Brief - Look through the material and copy each line holding "audience".
==== Materials provided ====
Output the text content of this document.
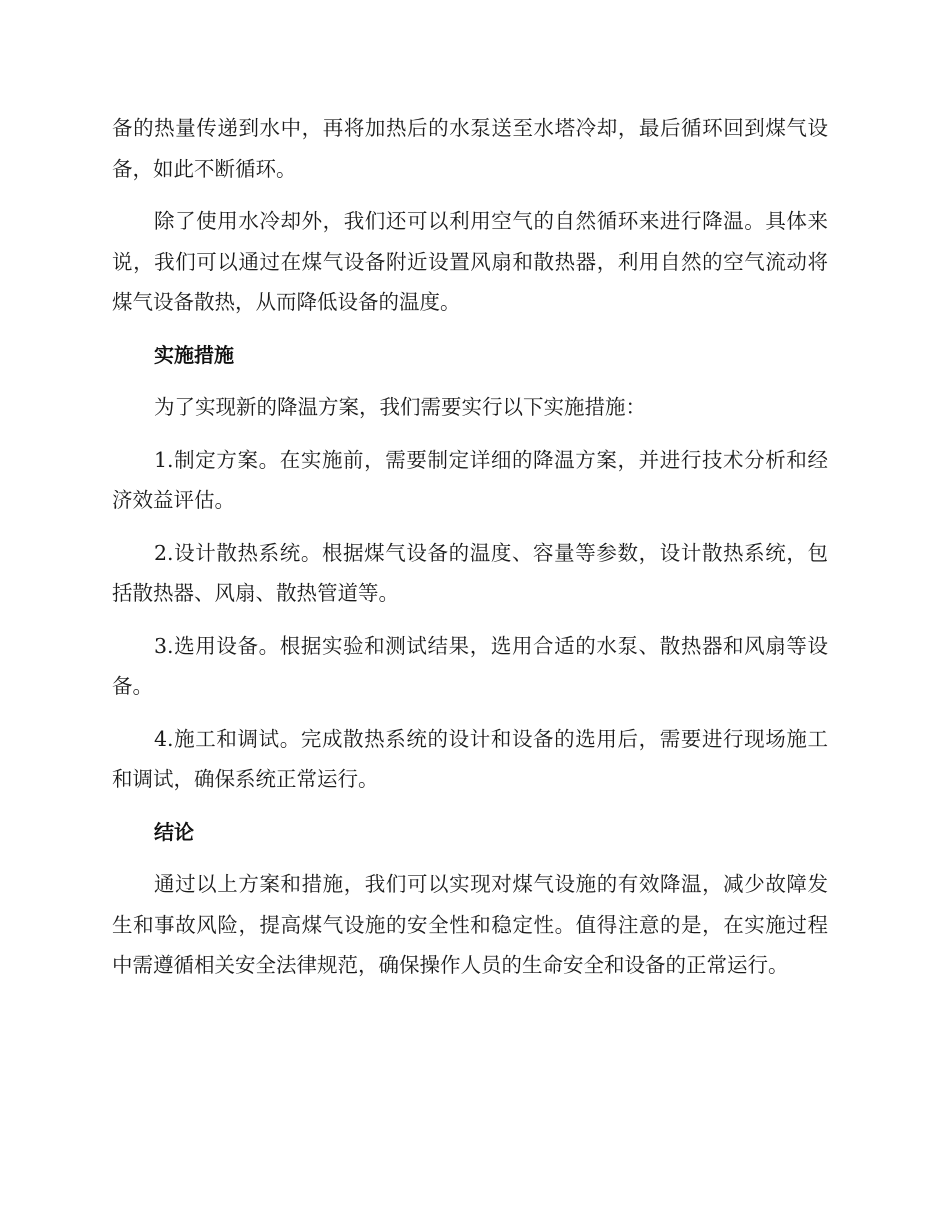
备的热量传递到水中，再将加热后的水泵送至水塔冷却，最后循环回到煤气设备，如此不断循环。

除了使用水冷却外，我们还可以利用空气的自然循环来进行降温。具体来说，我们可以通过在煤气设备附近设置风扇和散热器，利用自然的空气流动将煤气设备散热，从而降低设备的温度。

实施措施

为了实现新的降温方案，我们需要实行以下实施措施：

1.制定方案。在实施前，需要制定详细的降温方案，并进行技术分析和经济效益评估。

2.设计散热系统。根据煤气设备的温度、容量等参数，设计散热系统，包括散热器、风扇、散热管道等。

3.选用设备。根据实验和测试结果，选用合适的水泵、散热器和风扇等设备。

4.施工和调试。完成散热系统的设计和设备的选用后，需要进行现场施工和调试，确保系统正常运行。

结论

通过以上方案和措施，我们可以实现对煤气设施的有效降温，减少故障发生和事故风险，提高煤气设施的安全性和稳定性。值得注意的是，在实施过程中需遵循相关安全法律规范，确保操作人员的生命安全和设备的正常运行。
====
==== Materials provided ====
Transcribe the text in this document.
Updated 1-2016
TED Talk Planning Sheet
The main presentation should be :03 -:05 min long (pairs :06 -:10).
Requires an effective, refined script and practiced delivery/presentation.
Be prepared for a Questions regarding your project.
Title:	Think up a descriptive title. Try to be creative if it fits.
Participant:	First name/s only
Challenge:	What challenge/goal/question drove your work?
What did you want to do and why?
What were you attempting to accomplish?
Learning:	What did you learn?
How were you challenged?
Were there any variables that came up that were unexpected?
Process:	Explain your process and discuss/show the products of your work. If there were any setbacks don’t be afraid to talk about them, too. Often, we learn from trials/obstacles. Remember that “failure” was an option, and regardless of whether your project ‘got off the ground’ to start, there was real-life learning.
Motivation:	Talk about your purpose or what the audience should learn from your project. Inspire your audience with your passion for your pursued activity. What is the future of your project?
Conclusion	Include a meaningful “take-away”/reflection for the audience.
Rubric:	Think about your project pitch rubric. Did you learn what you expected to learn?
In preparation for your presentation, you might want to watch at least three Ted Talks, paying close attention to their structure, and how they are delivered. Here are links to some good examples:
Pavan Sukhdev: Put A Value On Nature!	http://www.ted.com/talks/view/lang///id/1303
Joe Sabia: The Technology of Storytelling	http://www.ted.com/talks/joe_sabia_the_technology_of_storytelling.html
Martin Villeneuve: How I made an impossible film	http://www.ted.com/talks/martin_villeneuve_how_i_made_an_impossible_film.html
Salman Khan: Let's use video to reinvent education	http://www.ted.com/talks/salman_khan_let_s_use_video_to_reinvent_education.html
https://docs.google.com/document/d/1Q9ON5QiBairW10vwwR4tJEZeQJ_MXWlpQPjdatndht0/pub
====
Solution to this exercise -
Motivation:	Talk about your purpose or what the audience should learn from your project. Inspire your audience with your passion for your pursued activity. What is the future of your project?
Conclusion	Include a meaningful “take-away”/reflection for the audience.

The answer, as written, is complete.